-- BEGIN PROVIDED RECORDS --

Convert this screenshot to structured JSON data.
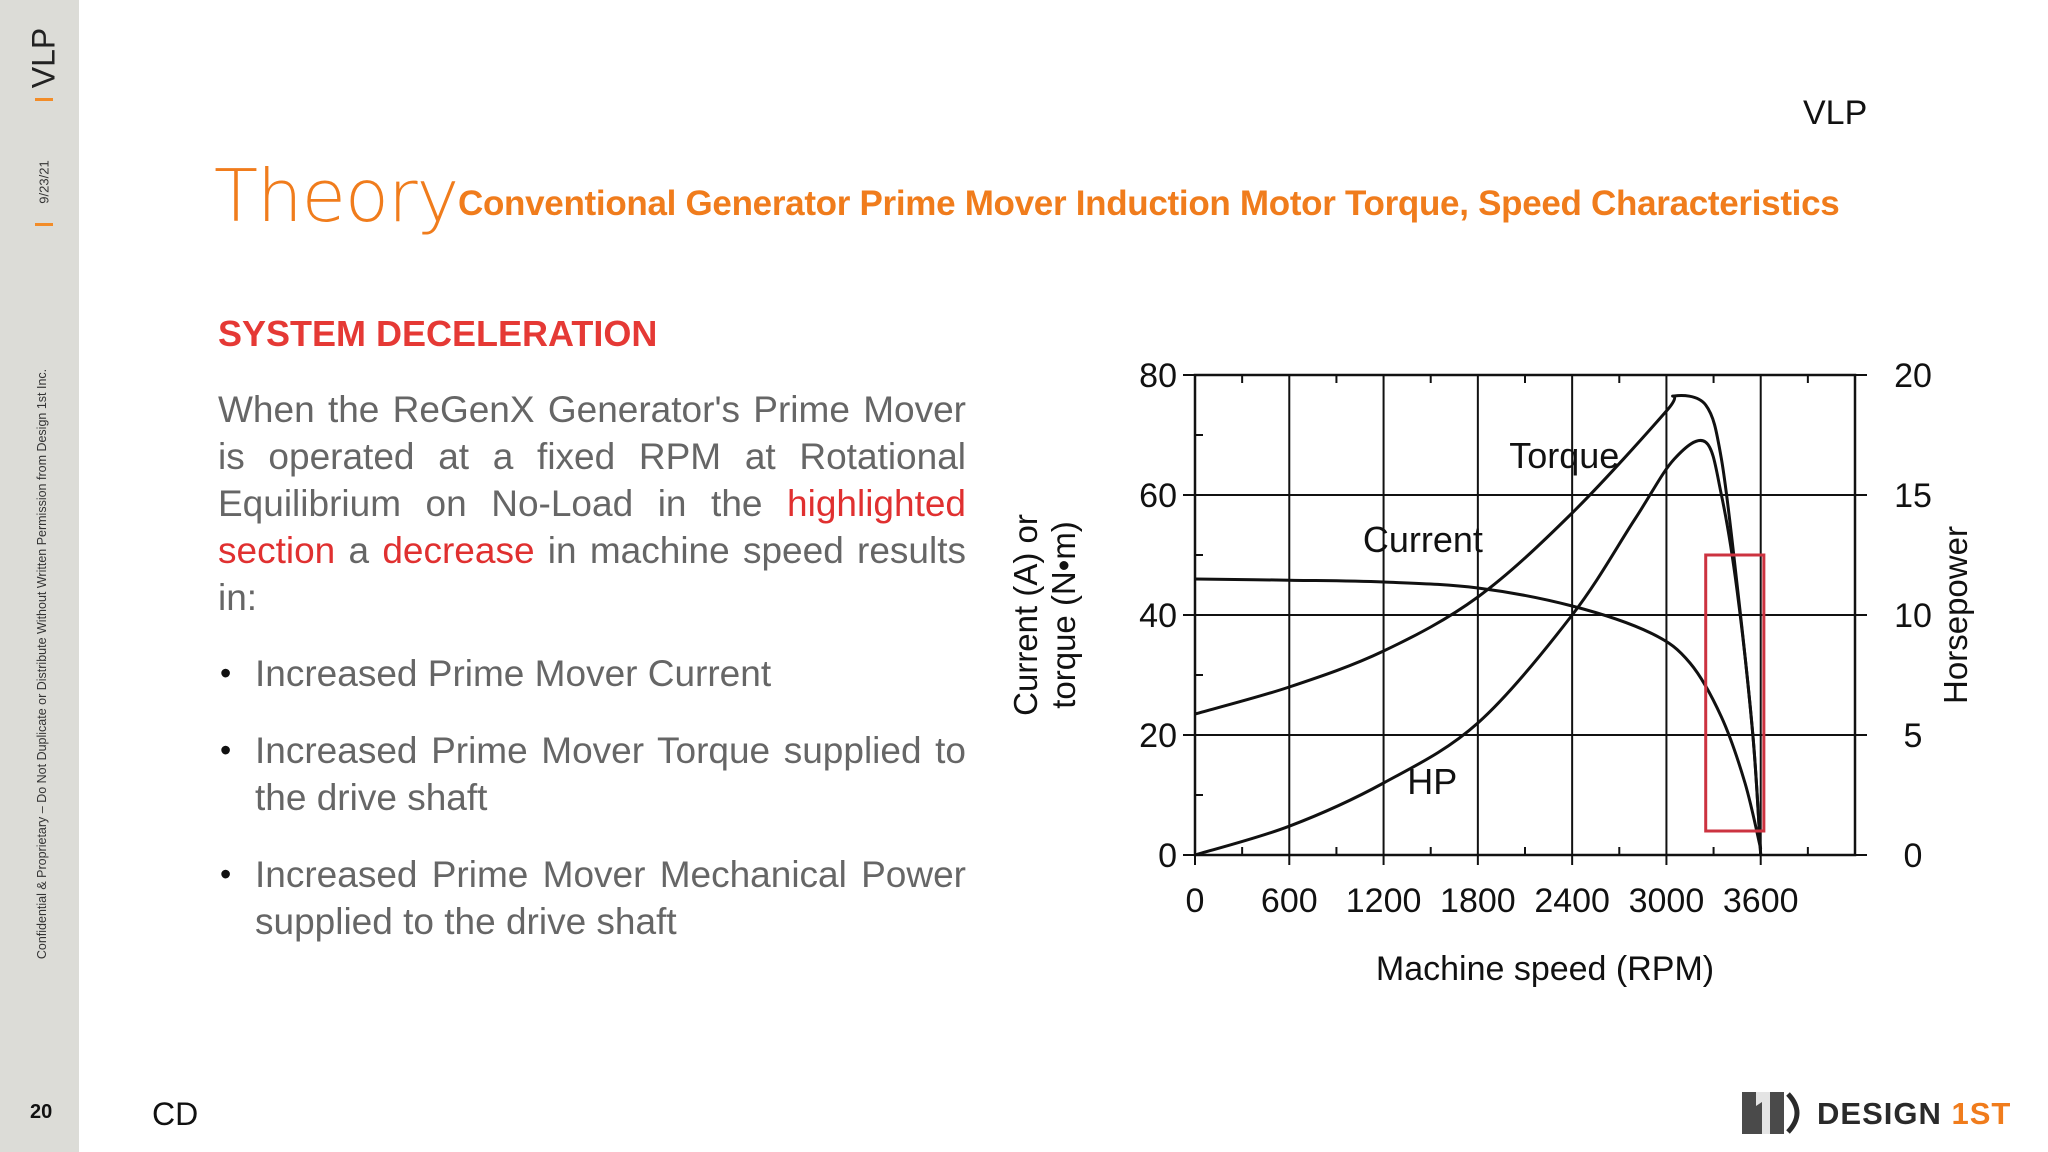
{
  "sidebar": {
    "brand": "VLP",
    "date": "9/23/21",
    "confidential": "Confidential & Proprietary – Do Not Duplicate or Distribute Without Written Permission from Design 1st Inc.",
    "page_number": "20"
  },
  "header": {
    "brand": "VLP",
    "title": "Theory",
    "subtitle": "Conventional Generator Prime Mover Induction Motor Torque, Speed Characteristics"
  },
  "body": {
    "section_heading": "SYSTEM DECELERATION",
    "paragraph_part1": "When the ReGenX Generator's Prime Mover is operated at a fixed RPM at Rotational Equilibrium on No-Load in the ",
    "paragraph_highlight1": "highlighted section",
    "paragraph_part2": " a ",
    "paragraph_highlight2": "decrease",
    "paragraph_part3": " in machine speed results in:",
    "bullets": [
      "Increased Prime Mover Current",
      "Increased Prime Mover Torque supplied to the drive shaft",
      "Increased Prime Mover Mechanical Power supplied to the drive shaft"
    ]
  },
  "footer": {
    "initials": "CD",
    "logo_word": "DESIGN",
    "logo_accent": "1ST"
  },
  "colors": {
    "accent_orange": "#f07c1c",
    "heading_red": "#e53935",
    "highlight_box": "#cc3340"
  },
  "chart_data": {
    "type": "line",
    "xlabel": "Machine speed (RPM)",
    "ylabel_left": "Current (A) or torque (N•m)",
    "ylabel_right": "Horsepower",
    "xlim": [
      0,
      4200
    ],
    "ylim_left": [
      0,
      80
    ],
    "ylim_right": [
      0,
      20
    ],
    "x_ticks": [
      "0",
      "600",
      "1200",
      "1800",
      "2400",
      "3000",
      "3600"
    ],
    "y_ticks_left": [
      "0",
      "20",
      "40",
      "60",
      "80"
    ],
    "y_ticks_right": [
      "0",
      "5",
      "10",
      "15",
      "20"
    ],
    "grid": true,
    "highlight_region": {
      "x": [
        3250,
        3620
      ],
      "y": [
        4,
        50
      ]
    },
    "series": [
      {
        "name": "Torque",
        "x": [
          0,
          600,
          1200,
          1800,
          2400,
          3000,
          3050,
          3250,
          3350,
          3450,
          3550,
          3600
        ],
        "values": [
          23.5,
          28,
          34,
          43,
          57,
          74,
          76.5,
          75,
          66,
          45,
          20,
          0
        ]
      },
      {
        "name": "Current",
        "x": [
          0,
          600,
          1200,
          1800,
          2400,
          2900,
          3150,
          3350,
          3500,
          3600
        ],
        "values": [
          46,
          45.8,
          45.5,
          44.5,
          41.5,
          37,
          32,
          23,
          12,
          1
        ]
      },
      {
        "name": "HP",
        "x": [
          0,
          600,
          1200,
          1800,
          2400,
          2800,
          3050,
          3250,
          3350,
          3450,
          3550,
          3600
        ],
        "values": [
          0,
          1.2,
          3,
          5.5,
          10,
          14,
          16.5,
          17.2,
          15,
          11,
          5,
          0
        ]
      }
    ]
  }
}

-- END PROVIDED RECORDS --

→ **STATED EXERCISE**
Print out the whole of the material word for word, without pictures.

→ **ANSWER TO THIS PROBLEM**
Convert this screenshot to structured JSON data.
{
  "sidebar": {
    "brand": "VLP",
    "date": "9/23/21",
    "confidential": "Confidential & Proprietary – Do Not Duplicate or Distribute Without Written Permission from Design 1st Inc.",
    "page_number": "20"
  },
  "header": {
    "brand": "VLP",
    "title": "Theory",
    "subtitle": "Conventional Generator Prime Mover Induction Motor Torque, Speed Characteristics"
  },
  "body": {
    "section_heading": "SYSTEM DECELERATION",
    "paragraph_part1": "When the ReGenX Generator's Prime Mover is operated at a fixed RPM at Rotational Equilibrium on No-Load in the ",
    "paragraph_highlight1": "highlighted section",
    "paragraph_part2": " a ",
    "paragraph_highlight2": "decrease",
    "paragraph_part3": " in machine speed results in:",
    "bullets": [
      "Increased Prime Mover Current",
      "Increased Prime Mover Torque supplied to the drive shaft",
      "Increased Prime Mover Mechanical Power supplied to the drive shaft"
    ]
  },
  "footer": {
    "initials": "CD",
    "logo_word": "DESIGN",
    "logo_accent": "1ST"
  },
  "colors": {
    "accent_orange": "#f07c1c",
    "heading_red": "#e53935",
    "highlight_box": "#cc3340"
  },
  "chart_data": {
    "type": "line",
    "xlabel": "Machine speed (RPM)",
    "ylabel_left": "Current (A) or torque (N•m)",
    "ylabel_right": "Horsepower",
    "xlim": [
      0,
      4200
    ],
    "ylim_left": [
      0,
      80
    ],
    "ylim_right": [
      0,
      20
    ],
    "x_ticks": [
      "0",
      "600",
      "1200",
      "1800",
      "2400",
      "3000",
      "3600"
    ],
    "y_ticks_left": [
      "0",
      "20",
      "40",
      "60",
      "80"
    ],
    "y_ticks_right": [
      "0",
      "5",
      "10",
      "15",
      "20"
    ],
    "grid": true,
    "highlight_region": {
      "x": [
        3250,
        3620
      ],
      "y": [
        4,
        50
      ]
    },
    "series": [
      {
        "name": "Torque",
        "x": [
          0,
          600,
          1200,
          1800,
          2400,
          3000,
          3050,
          3250,
          3350,
          3450,
          3550,
          3600
        ],
        "values": [
          23.5,
          28,
          34,
          43,
          57,
          74,
          76.5,
          75,
          66,
          45,
          20,
          0
        ]
      },
      {
        "name": "Current",
        "x": [
          0,
          600,
          1200,
          1800,
          2400,
          2900,
          3150,
          3350,
          3500,
          3600
        ],
        "values": [
          46,
          45.8,
          45.5,
          44.5,
          41.5,
          37,
          32,
          23,
          12,
          1
        ]
      },
      {
        "name": "HP",
        "x": [
          0,
          600,
          1200,
          1800,
          2400,
          2800,
          3050,
          3250,
          3350,
          3450,
          3550,
          3600
        ],
        "values": [
          0,
          1.2,
          3,
          5.5,
          10,
          14,
          16.5,
          17.2,
          15,
          11,
          5,
          0
        ]
      }
    ]
  }
}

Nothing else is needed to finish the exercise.